# Excerpted text
::::

This presentation is faithful to the original, with only a few minor changes to presentation. In some cases important information was missing from the references, and that information was added. The original article lists references alphabetically, but this version — by design — lists them in order of appearance. Footnotes have been changed from numbers to letters as citations are currently using numbers.

::::

# Set of tasks
(1) According to the editorial note, what were the footnotes changed from and to?
(2) Can you translate this sentence from the editorial note into Spanish: "In some cases important information was missing from the references, and that information was added."
(3) Echo the editorial note word for word, beginning at the words "This presentation is" and stopping after "currently using numbers.".

# Data
::::

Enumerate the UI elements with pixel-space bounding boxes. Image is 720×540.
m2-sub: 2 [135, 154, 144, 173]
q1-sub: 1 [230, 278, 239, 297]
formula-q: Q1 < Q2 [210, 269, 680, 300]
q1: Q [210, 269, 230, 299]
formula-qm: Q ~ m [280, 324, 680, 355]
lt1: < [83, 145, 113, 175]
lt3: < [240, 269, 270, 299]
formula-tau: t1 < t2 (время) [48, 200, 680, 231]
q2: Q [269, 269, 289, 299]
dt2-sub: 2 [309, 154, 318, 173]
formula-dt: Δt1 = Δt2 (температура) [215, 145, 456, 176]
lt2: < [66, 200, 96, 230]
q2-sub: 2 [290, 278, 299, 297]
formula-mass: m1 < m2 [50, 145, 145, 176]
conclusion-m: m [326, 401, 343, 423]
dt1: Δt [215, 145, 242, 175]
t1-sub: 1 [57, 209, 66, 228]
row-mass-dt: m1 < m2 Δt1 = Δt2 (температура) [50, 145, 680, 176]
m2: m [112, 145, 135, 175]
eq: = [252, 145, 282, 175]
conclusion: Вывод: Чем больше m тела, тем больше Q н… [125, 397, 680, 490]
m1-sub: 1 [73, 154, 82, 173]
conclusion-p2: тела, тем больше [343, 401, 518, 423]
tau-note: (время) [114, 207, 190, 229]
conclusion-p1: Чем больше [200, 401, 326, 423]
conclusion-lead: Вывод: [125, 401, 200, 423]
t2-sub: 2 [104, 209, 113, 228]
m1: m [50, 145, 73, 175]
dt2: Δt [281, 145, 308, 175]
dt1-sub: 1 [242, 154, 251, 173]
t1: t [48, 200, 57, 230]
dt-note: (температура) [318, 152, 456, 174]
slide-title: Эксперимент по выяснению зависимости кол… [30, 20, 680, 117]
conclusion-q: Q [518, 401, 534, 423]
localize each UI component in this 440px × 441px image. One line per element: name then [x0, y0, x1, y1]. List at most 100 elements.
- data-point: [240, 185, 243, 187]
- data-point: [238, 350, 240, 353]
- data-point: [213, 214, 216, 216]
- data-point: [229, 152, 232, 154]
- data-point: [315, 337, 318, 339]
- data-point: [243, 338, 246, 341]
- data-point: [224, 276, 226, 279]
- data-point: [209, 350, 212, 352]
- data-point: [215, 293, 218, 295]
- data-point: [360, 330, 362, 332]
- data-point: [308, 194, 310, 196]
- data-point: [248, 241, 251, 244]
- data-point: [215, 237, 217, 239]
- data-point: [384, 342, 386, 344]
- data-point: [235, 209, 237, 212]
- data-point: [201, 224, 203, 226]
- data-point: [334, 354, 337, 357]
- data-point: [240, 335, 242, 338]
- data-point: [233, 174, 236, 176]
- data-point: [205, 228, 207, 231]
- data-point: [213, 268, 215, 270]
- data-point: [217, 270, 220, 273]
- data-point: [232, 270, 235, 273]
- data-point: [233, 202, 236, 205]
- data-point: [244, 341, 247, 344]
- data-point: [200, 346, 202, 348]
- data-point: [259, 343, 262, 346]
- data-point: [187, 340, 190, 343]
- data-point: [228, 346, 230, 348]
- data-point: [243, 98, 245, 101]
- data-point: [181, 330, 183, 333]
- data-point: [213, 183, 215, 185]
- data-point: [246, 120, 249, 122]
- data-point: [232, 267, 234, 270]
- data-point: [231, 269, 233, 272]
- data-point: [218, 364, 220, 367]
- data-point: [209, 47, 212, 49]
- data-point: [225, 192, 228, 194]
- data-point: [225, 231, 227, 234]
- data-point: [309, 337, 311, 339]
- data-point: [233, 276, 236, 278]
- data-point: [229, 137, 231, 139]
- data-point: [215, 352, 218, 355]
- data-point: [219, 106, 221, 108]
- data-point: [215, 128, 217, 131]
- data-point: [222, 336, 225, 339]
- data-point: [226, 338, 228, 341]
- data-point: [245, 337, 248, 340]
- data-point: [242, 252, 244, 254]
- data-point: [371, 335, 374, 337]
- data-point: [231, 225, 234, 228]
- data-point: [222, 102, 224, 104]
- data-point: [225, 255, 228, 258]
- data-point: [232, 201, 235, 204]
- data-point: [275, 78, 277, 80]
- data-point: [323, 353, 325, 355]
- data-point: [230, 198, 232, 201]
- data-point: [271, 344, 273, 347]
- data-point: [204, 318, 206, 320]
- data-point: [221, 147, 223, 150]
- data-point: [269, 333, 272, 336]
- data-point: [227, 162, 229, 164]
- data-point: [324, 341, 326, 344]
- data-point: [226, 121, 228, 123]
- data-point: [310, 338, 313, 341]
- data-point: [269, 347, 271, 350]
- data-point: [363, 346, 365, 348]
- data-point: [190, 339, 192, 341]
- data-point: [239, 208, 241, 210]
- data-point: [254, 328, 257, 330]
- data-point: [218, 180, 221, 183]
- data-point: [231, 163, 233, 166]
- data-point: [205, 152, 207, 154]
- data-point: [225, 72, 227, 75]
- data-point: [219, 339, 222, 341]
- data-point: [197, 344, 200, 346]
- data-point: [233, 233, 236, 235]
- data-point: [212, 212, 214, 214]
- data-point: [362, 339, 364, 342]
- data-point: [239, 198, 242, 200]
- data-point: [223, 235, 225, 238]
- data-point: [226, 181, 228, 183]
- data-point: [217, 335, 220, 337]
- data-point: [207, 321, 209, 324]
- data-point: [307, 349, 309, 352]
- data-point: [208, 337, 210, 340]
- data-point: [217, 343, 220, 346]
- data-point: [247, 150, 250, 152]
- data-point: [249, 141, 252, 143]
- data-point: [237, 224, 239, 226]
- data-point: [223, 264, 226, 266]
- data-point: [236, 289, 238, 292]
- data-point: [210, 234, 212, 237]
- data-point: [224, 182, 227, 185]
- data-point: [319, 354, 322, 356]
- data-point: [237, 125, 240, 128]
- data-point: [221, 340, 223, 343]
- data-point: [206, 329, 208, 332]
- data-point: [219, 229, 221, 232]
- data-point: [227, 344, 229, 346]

::::

# Solutions to the problems
(1) They were changed from numbers to letters.

(2) En algunos casos faltaba información importante en las referencias, y esa información se agregó.

(3)
This presentation is faithful to the original, with only a few minor changes to presentation. In some cases important information was missing from the references, and that information was added. The original article lists references alphabetically, but this version — by design — lists them in order of appearance. Footnotes have been changed from numbers to letters as citations are currently using numbers.